The 0.000517 radius difference between the 0.999483-radiused rhombic triacontahedron of exactly tetravolume 5 and its exquisitely minute greater radius-1.0000 (alpha) prime vector, is the exquisite difference between a local-in-Universe energy-containing module and that same energy being released to become energy radiant. Each of the 120 right-angle-cornered T Quanta Modules embraced by the tetravolume-5 rhombic triacontahedron is volumetrically identical to the A and B Quanta Modules, of which the A Modules hold their energy and the B Modules release their energy (Sec. 920). Each quanta module volume is 0.04166—i.e., 1/24 of one regular primitive tetrahedron, the latter we recall being the minimum symmetric structural system of Universe. To avoid decimal fractions that are not conceptually simple, we multiply all the primitive hierarchy of symmetric, concentric, polyhedral volumes by 24—after which we can discuss and consider energetic-synergetic geometry in always-whole-rational-integer terms.

### Written instruction
Could you extract the full passage on the rhombic triacontahedron and its quanta modules, word for word? None of these lines are needed.

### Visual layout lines
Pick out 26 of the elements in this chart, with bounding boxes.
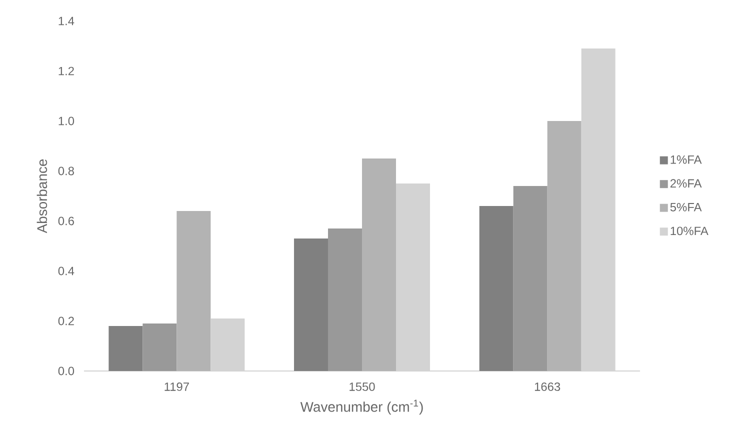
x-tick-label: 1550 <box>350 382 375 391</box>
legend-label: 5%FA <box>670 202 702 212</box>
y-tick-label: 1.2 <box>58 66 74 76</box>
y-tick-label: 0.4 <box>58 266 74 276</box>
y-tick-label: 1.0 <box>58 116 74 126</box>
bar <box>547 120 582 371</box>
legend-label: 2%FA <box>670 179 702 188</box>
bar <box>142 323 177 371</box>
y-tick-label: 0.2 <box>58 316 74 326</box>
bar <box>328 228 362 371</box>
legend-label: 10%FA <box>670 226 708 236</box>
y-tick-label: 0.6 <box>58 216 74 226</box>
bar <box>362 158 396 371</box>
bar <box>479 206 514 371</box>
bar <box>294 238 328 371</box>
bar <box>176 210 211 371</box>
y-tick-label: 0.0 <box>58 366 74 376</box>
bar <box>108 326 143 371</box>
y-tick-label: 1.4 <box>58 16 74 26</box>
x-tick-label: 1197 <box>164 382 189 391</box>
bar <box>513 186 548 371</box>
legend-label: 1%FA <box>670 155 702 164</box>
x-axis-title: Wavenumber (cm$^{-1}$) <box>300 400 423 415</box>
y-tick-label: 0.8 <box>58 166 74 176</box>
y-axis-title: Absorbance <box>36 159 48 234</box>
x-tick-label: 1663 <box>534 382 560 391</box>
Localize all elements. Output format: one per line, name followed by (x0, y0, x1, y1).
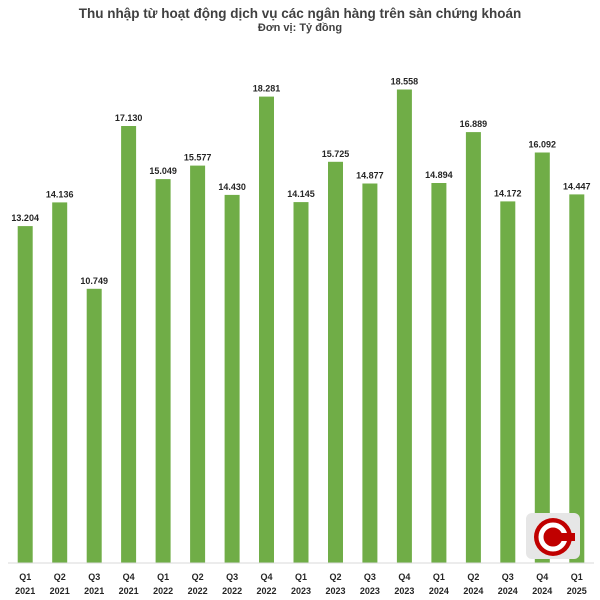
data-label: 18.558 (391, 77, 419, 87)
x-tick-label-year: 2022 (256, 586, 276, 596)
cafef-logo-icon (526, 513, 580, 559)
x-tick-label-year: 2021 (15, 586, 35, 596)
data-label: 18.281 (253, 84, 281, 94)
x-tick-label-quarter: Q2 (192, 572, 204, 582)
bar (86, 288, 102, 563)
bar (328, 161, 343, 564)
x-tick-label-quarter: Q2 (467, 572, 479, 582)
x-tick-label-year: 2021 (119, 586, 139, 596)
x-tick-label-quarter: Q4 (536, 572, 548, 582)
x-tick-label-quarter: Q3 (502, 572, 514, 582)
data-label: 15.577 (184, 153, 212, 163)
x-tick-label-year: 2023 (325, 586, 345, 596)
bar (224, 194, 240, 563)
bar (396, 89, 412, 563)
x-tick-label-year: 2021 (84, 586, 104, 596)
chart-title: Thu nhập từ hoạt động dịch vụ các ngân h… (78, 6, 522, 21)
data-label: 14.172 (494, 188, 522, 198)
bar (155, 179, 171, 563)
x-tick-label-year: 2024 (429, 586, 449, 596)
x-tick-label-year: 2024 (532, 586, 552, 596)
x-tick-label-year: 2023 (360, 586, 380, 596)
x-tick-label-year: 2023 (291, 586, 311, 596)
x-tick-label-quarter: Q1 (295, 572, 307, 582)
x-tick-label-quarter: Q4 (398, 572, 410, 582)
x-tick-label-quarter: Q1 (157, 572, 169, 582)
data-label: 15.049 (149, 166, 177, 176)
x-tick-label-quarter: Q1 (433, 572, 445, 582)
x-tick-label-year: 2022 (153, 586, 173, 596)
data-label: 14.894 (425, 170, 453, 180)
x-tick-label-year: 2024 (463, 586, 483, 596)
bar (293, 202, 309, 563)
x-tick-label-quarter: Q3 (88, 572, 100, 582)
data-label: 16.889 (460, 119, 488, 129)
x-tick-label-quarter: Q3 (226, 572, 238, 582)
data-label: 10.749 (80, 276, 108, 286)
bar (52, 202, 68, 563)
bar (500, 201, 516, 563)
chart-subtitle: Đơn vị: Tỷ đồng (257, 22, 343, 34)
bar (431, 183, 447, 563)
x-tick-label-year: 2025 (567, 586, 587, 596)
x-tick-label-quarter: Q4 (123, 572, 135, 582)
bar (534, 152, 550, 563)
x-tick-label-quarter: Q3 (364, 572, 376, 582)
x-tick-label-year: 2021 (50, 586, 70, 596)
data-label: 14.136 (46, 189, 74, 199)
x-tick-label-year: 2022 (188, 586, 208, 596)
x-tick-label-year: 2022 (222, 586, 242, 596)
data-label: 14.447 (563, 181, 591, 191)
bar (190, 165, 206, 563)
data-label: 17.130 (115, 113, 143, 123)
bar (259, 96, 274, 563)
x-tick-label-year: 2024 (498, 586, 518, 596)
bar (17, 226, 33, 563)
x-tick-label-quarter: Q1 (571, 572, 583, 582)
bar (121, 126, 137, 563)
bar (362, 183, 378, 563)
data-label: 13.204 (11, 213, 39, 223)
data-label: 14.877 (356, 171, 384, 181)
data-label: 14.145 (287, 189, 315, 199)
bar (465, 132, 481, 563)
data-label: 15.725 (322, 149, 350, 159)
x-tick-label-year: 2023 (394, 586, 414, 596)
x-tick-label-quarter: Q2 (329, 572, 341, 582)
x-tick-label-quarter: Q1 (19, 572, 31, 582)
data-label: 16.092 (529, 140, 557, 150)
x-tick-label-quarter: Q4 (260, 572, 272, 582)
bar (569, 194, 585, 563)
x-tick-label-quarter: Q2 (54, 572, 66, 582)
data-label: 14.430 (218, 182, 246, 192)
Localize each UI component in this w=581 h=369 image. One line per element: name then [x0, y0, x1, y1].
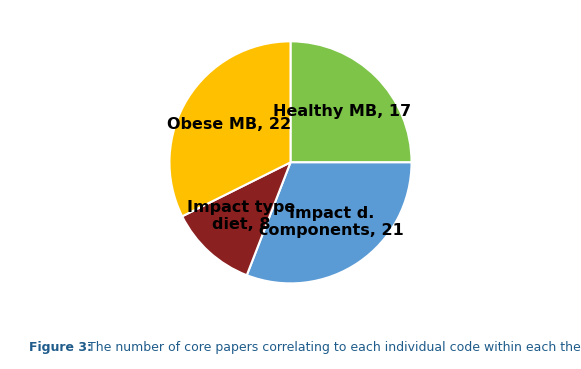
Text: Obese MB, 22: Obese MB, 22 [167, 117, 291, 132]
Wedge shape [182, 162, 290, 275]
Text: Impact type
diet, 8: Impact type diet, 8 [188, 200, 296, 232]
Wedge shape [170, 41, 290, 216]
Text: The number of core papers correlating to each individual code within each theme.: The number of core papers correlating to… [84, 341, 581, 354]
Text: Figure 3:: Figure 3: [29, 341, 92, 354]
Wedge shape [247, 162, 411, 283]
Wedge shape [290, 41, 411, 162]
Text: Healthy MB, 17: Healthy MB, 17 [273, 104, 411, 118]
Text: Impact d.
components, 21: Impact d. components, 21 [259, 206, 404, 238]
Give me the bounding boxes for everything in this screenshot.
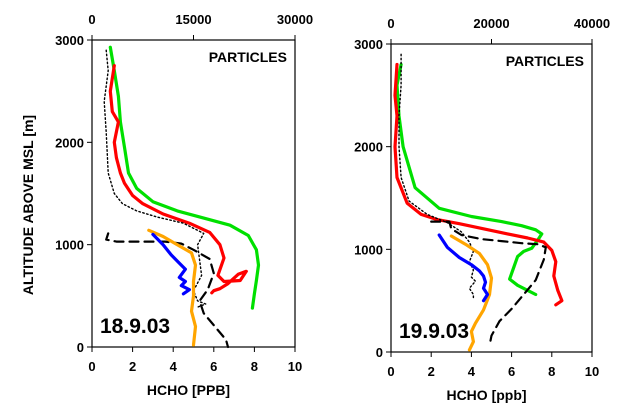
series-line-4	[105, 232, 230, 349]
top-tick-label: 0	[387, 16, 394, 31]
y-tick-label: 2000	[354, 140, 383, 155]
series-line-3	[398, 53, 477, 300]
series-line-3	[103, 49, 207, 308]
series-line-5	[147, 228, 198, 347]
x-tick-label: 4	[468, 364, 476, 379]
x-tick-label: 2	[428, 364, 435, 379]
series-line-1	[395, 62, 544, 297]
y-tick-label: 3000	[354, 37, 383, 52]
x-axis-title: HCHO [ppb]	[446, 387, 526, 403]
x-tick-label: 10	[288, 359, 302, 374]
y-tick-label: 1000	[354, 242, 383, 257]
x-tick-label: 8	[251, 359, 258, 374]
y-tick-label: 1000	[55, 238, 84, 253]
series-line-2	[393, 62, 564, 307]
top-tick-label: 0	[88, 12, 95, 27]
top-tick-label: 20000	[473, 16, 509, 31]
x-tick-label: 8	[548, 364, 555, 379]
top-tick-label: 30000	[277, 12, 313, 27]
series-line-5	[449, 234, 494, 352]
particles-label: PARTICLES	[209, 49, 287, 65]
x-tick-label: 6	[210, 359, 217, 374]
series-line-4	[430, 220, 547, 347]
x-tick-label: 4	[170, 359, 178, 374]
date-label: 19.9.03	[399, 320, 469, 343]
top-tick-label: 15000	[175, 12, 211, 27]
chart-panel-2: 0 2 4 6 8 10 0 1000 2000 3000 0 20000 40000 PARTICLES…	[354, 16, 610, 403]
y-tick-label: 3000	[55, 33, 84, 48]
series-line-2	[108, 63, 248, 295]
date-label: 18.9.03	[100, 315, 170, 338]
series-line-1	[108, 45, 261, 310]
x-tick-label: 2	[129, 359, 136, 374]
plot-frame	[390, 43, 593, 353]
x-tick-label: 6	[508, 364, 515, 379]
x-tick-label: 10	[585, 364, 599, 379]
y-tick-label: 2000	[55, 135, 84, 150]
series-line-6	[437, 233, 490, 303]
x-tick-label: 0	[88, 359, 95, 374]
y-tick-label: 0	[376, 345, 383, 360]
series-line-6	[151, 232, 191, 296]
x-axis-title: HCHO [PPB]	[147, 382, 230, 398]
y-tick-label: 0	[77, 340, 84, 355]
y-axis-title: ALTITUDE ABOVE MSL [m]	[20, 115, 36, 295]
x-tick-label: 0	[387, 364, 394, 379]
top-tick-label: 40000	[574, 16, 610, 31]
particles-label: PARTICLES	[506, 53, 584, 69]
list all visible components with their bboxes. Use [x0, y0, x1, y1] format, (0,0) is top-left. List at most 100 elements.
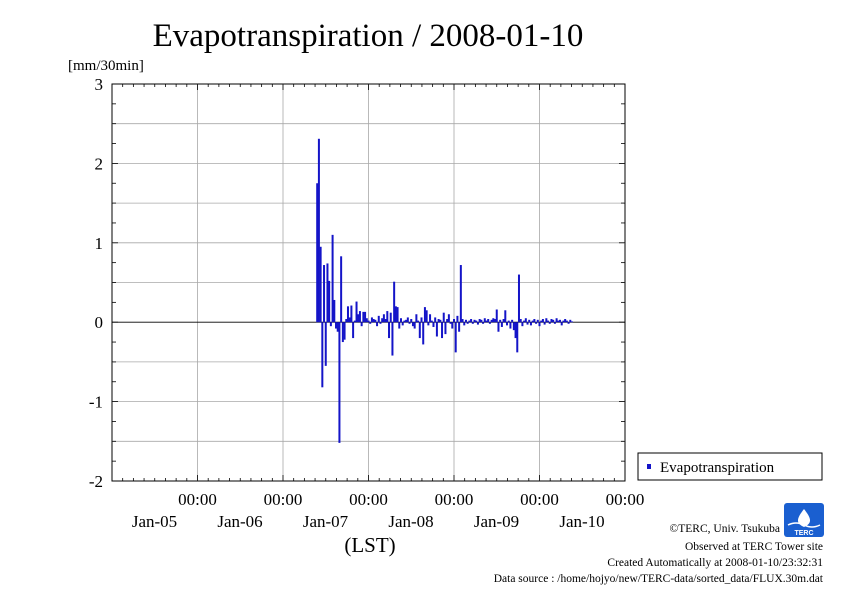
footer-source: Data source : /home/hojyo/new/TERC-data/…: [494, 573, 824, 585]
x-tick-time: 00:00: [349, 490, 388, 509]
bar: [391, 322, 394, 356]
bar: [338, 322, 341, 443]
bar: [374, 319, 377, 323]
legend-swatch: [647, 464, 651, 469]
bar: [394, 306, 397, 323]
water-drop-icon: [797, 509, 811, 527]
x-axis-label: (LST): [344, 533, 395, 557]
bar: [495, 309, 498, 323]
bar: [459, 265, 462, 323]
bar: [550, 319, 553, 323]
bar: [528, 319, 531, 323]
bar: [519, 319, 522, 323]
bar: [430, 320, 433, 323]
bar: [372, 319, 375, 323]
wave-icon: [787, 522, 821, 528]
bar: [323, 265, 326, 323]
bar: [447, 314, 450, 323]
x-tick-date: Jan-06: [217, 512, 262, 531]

### Exercise output
The 0.000517 radius difference between the 0.999483-radiused rhombic triacontahedron of exactly tetravolume 5 and its exquisitely minute greater radius-1.0000 (alpha) prime vector, is the exquisite difference between a local-in-Universe energy-containing module and that same energy being released to become energy radiant. Each of the 120 right-angle-cornered T Quanta Modules embraced by the tetravolume-5 rhombic triacontahedron is volumetrically identical to the A and B Quanta Modules, of which the A Modules hold their energy and the B Modules release their energy (Sec. 920). Each quanta module volume is 0.04166—i.e., 1/24 of one regular primitive tetrahedron, the latter we recall being the minimum symmetric structural system of Universe. To avoid decimal fractions that are not conceptually simple, we multiply all the primitive hierarchy of symmetric, concentric, polyhedral volumes by 24—after which we can discuss and consider energetic-synergetic geometry in always-whole-rational-integer terms.